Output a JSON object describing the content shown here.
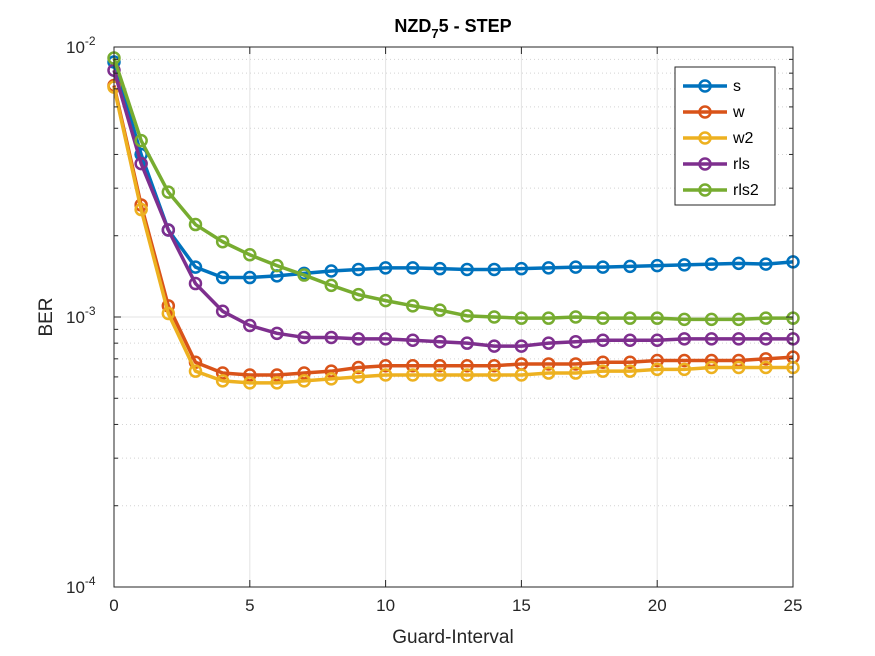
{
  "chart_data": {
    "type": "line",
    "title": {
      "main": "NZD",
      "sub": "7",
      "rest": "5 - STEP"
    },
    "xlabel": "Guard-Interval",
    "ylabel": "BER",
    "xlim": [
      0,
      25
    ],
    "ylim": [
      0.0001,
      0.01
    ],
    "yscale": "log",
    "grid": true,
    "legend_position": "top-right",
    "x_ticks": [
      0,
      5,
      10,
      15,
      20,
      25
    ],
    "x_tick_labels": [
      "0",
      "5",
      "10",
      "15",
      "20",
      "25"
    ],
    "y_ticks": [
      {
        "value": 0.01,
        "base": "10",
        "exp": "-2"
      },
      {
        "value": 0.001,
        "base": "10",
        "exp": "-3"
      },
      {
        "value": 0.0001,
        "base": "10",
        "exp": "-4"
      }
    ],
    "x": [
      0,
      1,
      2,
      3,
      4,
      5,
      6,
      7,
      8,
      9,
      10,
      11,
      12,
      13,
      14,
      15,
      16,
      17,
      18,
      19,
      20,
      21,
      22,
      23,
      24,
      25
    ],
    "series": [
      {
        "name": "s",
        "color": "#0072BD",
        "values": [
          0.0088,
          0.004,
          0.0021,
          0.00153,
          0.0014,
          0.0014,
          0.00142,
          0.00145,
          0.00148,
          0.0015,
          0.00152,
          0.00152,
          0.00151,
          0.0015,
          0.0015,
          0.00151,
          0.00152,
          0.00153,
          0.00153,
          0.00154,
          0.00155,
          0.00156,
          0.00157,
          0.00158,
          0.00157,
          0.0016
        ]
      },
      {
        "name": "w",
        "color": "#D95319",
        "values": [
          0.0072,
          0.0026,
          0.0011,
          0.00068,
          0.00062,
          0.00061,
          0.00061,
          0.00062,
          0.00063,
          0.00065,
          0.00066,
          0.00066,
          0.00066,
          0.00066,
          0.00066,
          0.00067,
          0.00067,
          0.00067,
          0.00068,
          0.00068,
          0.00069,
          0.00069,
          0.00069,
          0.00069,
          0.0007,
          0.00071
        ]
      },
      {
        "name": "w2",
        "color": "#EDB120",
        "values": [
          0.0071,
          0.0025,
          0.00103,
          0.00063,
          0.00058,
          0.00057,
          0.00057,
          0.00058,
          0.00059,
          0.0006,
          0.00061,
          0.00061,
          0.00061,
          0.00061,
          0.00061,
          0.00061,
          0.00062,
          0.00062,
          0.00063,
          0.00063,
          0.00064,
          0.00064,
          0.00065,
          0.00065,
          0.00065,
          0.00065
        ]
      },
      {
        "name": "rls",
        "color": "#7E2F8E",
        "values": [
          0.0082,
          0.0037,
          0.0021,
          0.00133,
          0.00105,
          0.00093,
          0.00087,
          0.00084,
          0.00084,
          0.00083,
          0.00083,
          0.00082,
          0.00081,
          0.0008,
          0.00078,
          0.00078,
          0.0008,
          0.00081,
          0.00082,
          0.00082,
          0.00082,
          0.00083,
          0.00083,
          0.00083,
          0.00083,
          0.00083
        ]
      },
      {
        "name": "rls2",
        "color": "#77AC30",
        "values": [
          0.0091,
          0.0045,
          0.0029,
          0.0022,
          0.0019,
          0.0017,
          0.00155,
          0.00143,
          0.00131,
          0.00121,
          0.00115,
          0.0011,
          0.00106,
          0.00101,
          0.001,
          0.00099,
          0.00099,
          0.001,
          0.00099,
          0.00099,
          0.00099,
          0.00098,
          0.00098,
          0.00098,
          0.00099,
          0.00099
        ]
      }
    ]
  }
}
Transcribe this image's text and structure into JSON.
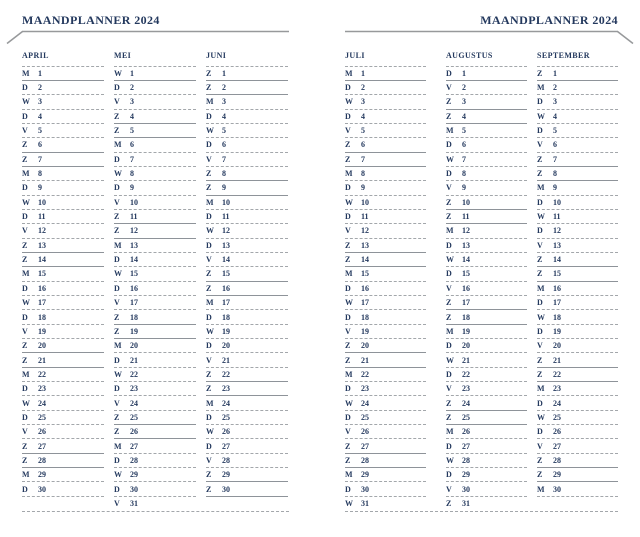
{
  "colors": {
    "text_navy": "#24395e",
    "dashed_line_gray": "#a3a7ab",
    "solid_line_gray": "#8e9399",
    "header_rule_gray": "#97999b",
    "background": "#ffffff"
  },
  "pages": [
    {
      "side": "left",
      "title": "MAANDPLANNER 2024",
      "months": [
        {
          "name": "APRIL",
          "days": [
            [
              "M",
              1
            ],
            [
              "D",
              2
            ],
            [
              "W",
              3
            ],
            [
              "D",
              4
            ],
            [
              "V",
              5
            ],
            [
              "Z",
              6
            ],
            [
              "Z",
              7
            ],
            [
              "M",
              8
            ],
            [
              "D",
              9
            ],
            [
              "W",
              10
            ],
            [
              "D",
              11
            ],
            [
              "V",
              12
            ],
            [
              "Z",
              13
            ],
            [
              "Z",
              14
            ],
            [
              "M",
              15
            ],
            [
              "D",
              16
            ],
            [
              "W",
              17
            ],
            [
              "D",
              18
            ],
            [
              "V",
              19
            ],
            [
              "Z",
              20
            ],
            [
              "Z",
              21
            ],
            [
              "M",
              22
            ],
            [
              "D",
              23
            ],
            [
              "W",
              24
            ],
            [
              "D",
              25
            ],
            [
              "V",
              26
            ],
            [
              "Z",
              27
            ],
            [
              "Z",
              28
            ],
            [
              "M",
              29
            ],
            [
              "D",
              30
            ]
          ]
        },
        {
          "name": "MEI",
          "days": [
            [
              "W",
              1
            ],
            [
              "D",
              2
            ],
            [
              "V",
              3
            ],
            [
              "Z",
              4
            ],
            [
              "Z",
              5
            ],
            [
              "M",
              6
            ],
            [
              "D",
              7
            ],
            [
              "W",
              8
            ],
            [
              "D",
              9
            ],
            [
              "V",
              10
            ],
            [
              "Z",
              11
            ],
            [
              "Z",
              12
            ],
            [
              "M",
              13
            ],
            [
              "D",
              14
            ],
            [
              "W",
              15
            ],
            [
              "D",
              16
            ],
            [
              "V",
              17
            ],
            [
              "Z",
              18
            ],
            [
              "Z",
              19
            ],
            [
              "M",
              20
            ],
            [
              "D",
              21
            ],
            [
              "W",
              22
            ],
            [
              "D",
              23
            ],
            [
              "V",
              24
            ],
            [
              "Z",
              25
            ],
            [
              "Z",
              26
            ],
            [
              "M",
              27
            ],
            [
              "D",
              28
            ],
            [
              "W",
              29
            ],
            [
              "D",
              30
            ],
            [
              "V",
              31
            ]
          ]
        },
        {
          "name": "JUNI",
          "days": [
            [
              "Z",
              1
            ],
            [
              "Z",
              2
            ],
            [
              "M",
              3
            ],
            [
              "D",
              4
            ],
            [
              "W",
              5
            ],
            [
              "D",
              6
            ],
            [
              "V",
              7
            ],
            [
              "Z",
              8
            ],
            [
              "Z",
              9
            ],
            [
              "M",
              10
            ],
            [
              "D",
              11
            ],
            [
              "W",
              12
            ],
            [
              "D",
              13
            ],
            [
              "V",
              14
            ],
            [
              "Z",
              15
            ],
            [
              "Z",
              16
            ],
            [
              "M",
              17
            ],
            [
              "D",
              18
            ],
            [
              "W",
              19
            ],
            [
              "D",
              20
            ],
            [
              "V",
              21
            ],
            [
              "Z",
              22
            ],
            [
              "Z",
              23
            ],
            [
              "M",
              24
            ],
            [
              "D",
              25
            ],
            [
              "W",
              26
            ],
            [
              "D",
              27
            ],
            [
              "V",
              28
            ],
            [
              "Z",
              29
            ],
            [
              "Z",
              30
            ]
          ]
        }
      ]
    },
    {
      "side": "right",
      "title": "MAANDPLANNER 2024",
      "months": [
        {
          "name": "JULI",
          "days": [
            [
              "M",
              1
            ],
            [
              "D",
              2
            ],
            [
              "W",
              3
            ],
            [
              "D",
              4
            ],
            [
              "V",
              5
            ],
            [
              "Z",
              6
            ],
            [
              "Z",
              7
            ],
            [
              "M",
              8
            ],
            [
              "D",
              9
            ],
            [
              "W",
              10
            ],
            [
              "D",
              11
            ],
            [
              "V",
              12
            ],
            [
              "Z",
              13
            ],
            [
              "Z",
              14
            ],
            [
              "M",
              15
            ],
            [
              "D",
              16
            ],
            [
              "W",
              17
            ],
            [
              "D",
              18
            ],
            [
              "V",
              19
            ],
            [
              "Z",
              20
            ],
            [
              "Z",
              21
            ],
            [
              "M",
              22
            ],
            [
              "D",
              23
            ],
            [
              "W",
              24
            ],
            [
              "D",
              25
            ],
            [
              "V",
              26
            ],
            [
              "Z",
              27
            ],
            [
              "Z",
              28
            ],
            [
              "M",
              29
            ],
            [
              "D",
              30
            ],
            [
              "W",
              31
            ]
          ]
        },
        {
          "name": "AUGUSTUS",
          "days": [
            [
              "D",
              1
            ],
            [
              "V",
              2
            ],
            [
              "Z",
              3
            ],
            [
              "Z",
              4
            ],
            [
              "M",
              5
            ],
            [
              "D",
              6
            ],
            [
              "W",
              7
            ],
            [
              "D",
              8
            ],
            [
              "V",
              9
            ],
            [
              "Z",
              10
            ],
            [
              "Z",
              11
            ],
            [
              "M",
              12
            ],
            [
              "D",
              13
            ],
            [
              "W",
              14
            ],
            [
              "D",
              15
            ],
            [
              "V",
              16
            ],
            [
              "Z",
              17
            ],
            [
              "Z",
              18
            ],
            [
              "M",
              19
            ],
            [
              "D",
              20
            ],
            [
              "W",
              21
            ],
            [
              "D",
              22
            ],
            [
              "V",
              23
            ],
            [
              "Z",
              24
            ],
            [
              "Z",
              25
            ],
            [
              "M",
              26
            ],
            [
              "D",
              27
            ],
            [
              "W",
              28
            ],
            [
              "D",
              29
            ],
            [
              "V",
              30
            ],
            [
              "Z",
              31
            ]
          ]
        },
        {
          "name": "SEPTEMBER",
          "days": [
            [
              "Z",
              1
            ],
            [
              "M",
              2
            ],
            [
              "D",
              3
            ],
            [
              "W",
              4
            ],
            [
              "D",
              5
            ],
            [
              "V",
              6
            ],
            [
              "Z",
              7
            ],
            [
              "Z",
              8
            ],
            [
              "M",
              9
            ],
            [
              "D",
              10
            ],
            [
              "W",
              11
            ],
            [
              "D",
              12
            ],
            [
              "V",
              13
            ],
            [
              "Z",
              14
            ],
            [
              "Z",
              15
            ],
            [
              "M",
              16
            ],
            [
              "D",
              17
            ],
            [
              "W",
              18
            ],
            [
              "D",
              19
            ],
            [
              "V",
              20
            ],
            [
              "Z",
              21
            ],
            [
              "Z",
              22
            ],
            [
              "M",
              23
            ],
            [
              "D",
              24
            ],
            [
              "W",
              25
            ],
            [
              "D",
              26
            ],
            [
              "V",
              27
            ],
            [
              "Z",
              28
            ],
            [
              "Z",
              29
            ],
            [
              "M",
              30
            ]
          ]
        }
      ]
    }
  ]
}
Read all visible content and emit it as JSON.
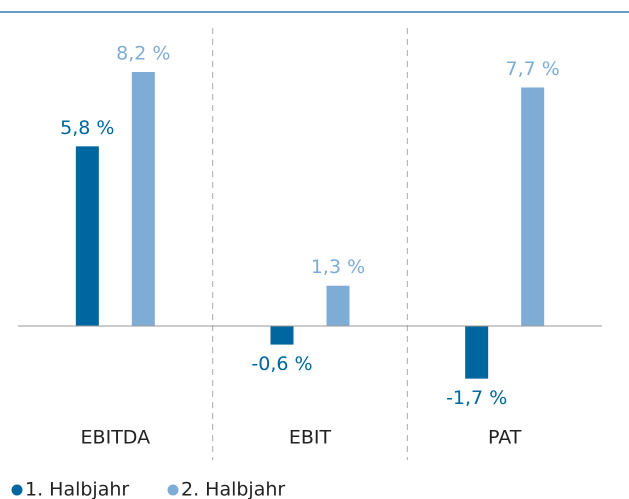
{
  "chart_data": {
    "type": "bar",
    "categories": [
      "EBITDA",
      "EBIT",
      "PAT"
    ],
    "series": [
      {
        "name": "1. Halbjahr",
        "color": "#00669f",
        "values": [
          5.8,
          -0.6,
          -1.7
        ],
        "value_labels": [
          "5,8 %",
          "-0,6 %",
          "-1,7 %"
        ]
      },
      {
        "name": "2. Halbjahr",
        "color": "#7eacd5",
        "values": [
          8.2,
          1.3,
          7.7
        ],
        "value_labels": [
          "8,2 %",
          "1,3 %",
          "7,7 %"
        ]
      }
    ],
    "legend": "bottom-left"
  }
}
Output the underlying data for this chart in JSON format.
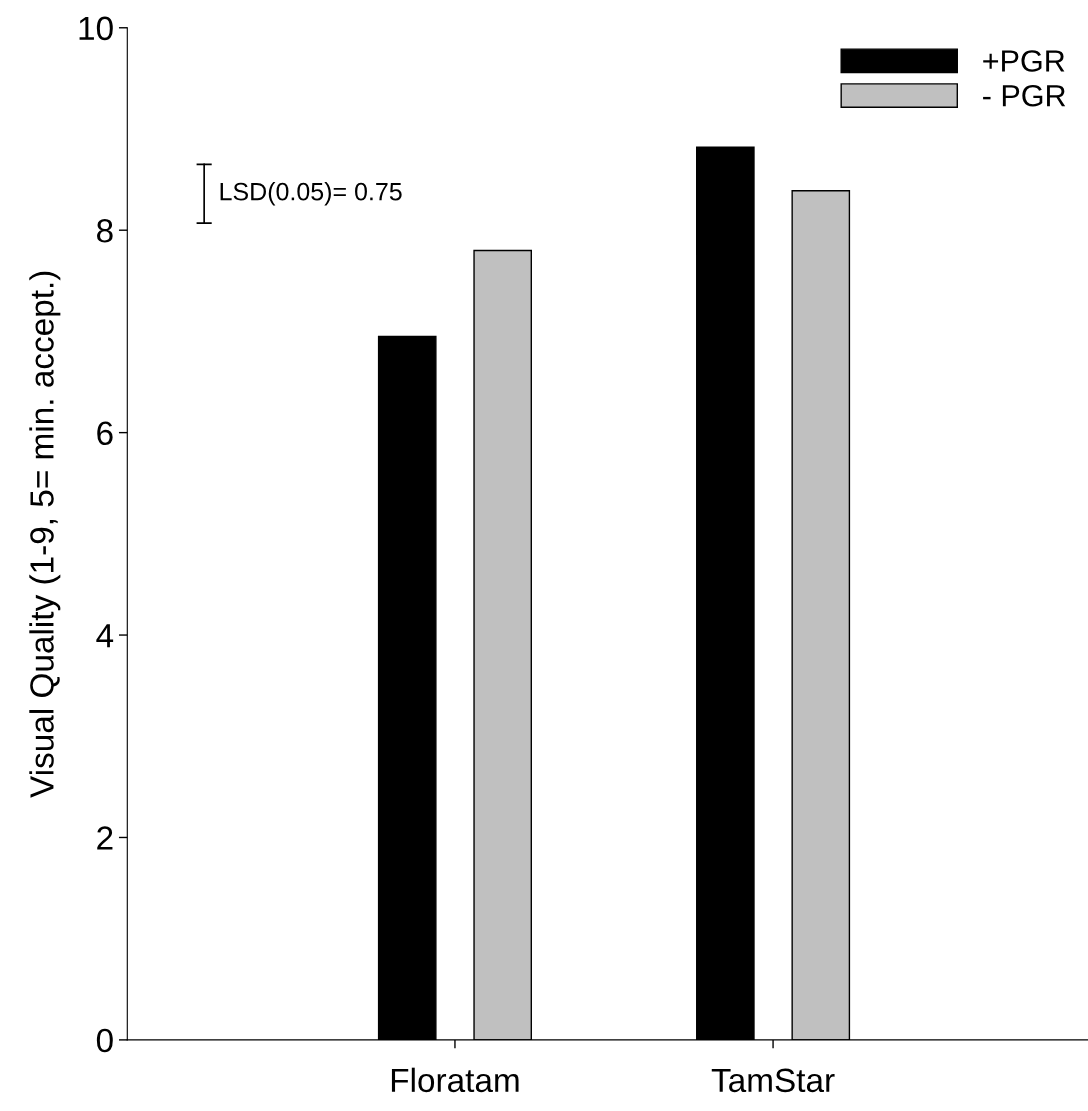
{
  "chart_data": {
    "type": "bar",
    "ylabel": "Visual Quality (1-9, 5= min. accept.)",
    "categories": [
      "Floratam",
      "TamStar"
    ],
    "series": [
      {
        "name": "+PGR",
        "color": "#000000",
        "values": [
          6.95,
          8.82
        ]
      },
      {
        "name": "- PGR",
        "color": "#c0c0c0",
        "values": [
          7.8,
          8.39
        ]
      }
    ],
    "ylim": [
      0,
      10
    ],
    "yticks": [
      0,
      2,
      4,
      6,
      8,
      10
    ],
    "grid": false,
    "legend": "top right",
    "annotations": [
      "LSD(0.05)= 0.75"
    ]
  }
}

• • •

▶ The exercise
Skip the pictures and copy exactly the lines from the one containing "Output the underlying" through the end of the material, both ends included.

▶ Output of the task
Output the underlying data for this chart in JSON format.
{
  "chart_data": {
    "type": "bar",
    "ylabel": "Visual Quality (1-9, 5= min. accept.)",
    "categories": [
      "Floratam",
      "TamStar"
    ],
    "series": [
      {
        "name": "+PGR",
        "color": "#000000",
        "values": [
          6.95,
          8.82
        ]
      },
      {
        "name": "- PGR",
        "color": "#c0c0c0",
        "values": [
          7.8,
          8.39
        ]
      }
    ],
    "ylim": [
      0,
      10
    ],
    "yticks": [
      0,
      2,
      4,
      6,
      8,
      10
    ],
    "grid": false,
    "legend": "top right",
    "annotations": [
      "LSD(0.05)= 0.75"
    ]
  }
}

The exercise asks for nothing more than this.